[WHAT YOU HAVE TO DO]: Copy out the records below word for word, without the pictures.

(Excerpt from a dataset)
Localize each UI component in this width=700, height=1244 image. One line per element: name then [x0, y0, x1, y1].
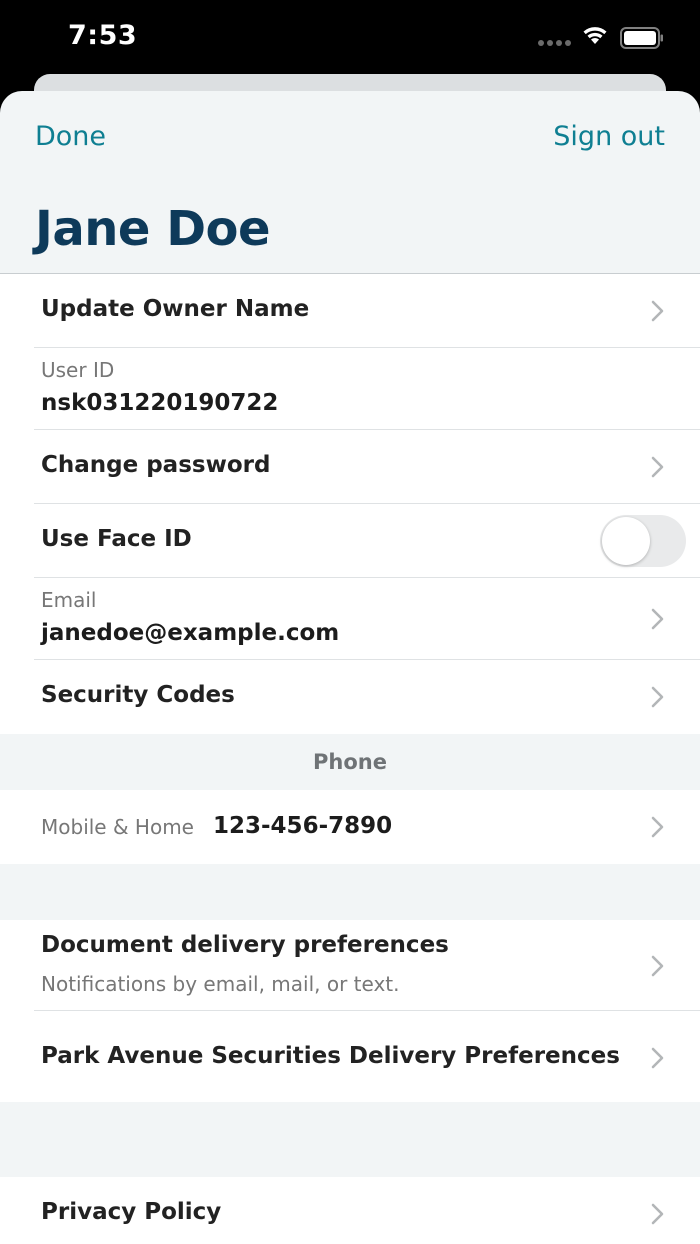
toggle-knob — [602, 517, 650, 565]
delivery-group: Document delivery preferences Notificati… — [0, 920, 700, 1102]
status-time: 7:53 — [68, 20, 138, 51]
document-delivery-label: Document delivery preferences — [41, 932, 449, 958]
privacy-policy-label: Privacy Policy — [41, 1199, 222, 1225]
phone-value: 123-456-7890 — [213, 813, 393, 839]
face-id-toggle[interactable] — [600, 515, 686, 567]
face-id-label: Use Face ID — [41, 526, 192, 552]
security-codes-row[interactable]: Security Codes — [0, 660, 700, 734]
account-group: Update Owner Name User ID nsk03122019072… — [0, 274, 700, 734]
chevron-right-icon — [651, 1203, 664, 1225]
done-button[interactable]: Done — [35, 121, 106, 152]
chevron-right-icon — [651, 456, 664, 478]
face-id-row: Use Face ID — [0, 504, 700, 577]
update-owner-name-row[interactable]: Update Owner Name — [0, 274, 700, 347]
phone-row[interactable]: Mobile & Home 123-456-7890 — [0, 790, 700, 864]
change-password-label: Change password — [41, 452, 271, 478]
legal-group: Privacy Policy — [0, 1177, 700, 1244]
user-id-label: User ID — [41, 358, 115, 382]
update-owner-name-label: Update Owner Name — [41, 296, 310, 322]
chevron-right-icon — [651, 816, 664, 838]
document-delivery-subtitle: Notifications by email, mail, or text. — [41, 972, 400, 996]
user-id-row: User ID nsk031220190722 — [0, 348, 700, 429]
battery-icon — [620, 27, 663, 49]
account-sheet: Done Sign out Jane Doe Update Owner Name… — [0, 91, 700, 1244]
email-row[interactable]: Email janedoe@example.com — [0, 578, 700, 659]
change-password-row[interactable]: Change password — [0, 430, 700, 503]
chevron-right-icon — [651, 955, 664, 977]
user-id-value: nsk031220190722 — [41, 390, 279, 416]
wifi-icon — [583, 27, 607, 44]
email-label: Email — [41, 588, 97, 612]
chevron-right-icon — [651, 608, 664, 630]
page-title: Jane Doe — [35, 201, 271, 257]
park-avenue-delivery-label: Park Avenue Securities Delivery Preferen… — [41, 1043, 620, 1069]
email-value: janedoe@example.com — [41, 620, 340, 646]
phone-section-header: Phone — [313, 750, 387, 774]
phone-label: Mobile & Home — [41, 815, 194, 839]
park-avenue-delivery-row[interactable]: Park Avenue Securities Delivery Preferen… — [0, 1011, 700, 1102]
chevron-right-icon — [651, 300, 664, 322]
privacy-policy-row[interactable]: Privacy Policy — [0, 1177, 700, 1244]
security-codes-label: Security Codes — [41, 682, 235, 708]
chevron-right-icon — [651, 1047, 664, 1069]
sign-out-button[interactable]: Sign out — [553, 121, 665, 152]
phone-group: Mobile & Home 123-456-7890 — [0, 790, 700, 864]
chevron-right-icon — [651, 686, 664, 708]
cellular-signal-icon — [538, 40, 572, 48]
status-bar: 7:53 — [0, 0, 700, 80]
document-delivery-row[interactable]: Document delivery preferences Notificati… — [0, 920, 700, 1010]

[WRITTEN SOLUTION]:
Localize each UI component in this width=700, height=1244 image. One line per element: name then [x0, y0, x1, y1].
toggle-knob — [602, 517, 650, 565]
delivery-group: Document delivery preferences Notificati… — [0, 920, 700, 1102]
status-time: 7:53 — [68, 20, 138, 51]
document-delivery-label: Document delivery preferences — [41, 932, 449, 958]
privacy-policy-label: Privacy Policy — [41, 1199, 222, 1225]
phone-value: 123-456-7890 — [213, 813, 393, 839]
face-id-toggle[interactable] — [600, 515, 686, 567]
face-id-label: Use Face ID — [41, 526, 192, 552]
security-codes-row[interactable]: Security Codes — [0, 660, 700, 734]
account-group: Update Owner Name User ID nsk03122019072… — [0, 274, 700, 734]
chevron-right-icon — [651, 1203, 664, 1225]
done-button[interactable]: Done — [35, 121, 106, 152]
chevron-right-icon — [651, 456, 664, 478]
face-id-row: Use Face ID — [0, 504, 700, 577]
update-owner-name-row[interactable]: Update Owner Name — [0, 274, 700, 347]
phone-row[interactable]: Mobile & Home 123-456-7890 — [0, 790, 700, 864]
change-password-label: Change password — [41, 452, 271, 478]
legal-group: Privacy Policy — [0, 1177, 700, 1244]
user-id-label: User ID — [41, 358, 115, 382]
update-owner-name-label: Update Owner Name — [41, 296, 310, 322]
chevron-right-icon — [651, 816, 664, 838]
document-delivery-subtitle: Notifications by email, mail, or text. — [41, 972, 400, 996]
user-id-row: User ID nsk031220190722 — [0, 348, 700, 429]
battery-icon — [620, 27, 663, 49]
account-sheet: Done Sign out Jane Doe Update Owner Name… — [0, 91, 700, 1244]
email-row[interactable]: Email janedoe@example.com — [0, 578, 700, 659]
change-password-row[interactable]: Change password — [0, 430, 700, 503]
chevron-right-icon — [651, 955, 664, 977]
user-id-value: nsk031220190722 — [41, 390, 279, 416]
wifi-icon — [583, 27, 607, 44]
email-label: Email — [41, 588, 97, 612]
chevron-right-icon — [651, 608, 664, 630]
page-title: Jane Doe — [35, 201, 271, 257]
park-avenue-delivery-label: Park Avenue Securities Delivery Preferen… — [41, 1043, 620, 1069]
email-value: janedoe@example.com — [41, 620, 340, 646]
phone-section-header: Phone — [313, 750, 387, 774]
phone-label: Mobile & Home — [41, 815, 194, 839]
park-avenue-delivery-row[interactable]: Park Avenue Securities Delivery Preferen… — [0, 1011, 700, 1102]
chevron-right-icon — [651, 300, 664, 322]
privacy-policy-row[interactable]: Privacy Policy — [0, 1177, 700, 1244]
security-codes-label: Security Codes — [41, 682, 235, 708]
chevron-right-icon — [651, 1047, 664, 1069]
sign-out-button[interactable]: Sign out — [553, 121, 665, 152]
phone-group: Mobile & Home 123-456-7890 — [0, 790, 700, 864]
chevron-right-icon — [651, 686, 664, 708]
cellular-signal-icon — [538, 40, 572, 48]
status-bar: 7:53 — [0, 0, 700, 80]
document-delivery-row[interactable]: Document delivery preferences Notificati… — [0, 920, 700, 1010]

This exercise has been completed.